PROBLEM TO SOLVE
Work out the number of lines with "правило" in them. Reply with that number and no other words.

### SOURCE RECORDS

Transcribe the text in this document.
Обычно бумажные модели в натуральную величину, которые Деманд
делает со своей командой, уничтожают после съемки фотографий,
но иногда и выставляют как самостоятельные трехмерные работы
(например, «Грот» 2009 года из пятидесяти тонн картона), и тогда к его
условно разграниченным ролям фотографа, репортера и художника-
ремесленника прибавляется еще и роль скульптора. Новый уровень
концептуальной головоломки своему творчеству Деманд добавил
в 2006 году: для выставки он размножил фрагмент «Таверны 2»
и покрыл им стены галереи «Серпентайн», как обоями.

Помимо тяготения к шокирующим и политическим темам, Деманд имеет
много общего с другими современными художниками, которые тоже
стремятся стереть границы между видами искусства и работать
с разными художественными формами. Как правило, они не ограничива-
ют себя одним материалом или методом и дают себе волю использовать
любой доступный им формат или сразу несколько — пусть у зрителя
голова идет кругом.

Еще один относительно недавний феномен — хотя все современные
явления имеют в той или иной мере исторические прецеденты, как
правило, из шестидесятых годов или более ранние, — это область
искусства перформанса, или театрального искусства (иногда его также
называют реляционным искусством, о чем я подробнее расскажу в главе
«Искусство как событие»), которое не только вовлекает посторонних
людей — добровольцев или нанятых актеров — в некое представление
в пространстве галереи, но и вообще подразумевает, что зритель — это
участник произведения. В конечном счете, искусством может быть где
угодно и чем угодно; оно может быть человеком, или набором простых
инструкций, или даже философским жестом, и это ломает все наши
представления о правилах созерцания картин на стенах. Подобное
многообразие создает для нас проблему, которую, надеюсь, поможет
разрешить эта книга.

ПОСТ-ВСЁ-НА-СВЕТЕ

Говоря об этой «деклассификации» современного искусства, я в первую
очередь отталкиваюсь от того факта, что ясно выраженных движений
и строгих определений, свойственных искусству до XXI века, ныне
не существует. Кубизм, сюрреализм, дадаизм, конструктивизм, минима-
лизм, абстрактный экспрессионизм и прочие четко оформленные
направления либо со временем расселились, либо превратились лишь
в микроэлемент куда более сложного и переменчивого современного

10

######

THE OUTPUT
2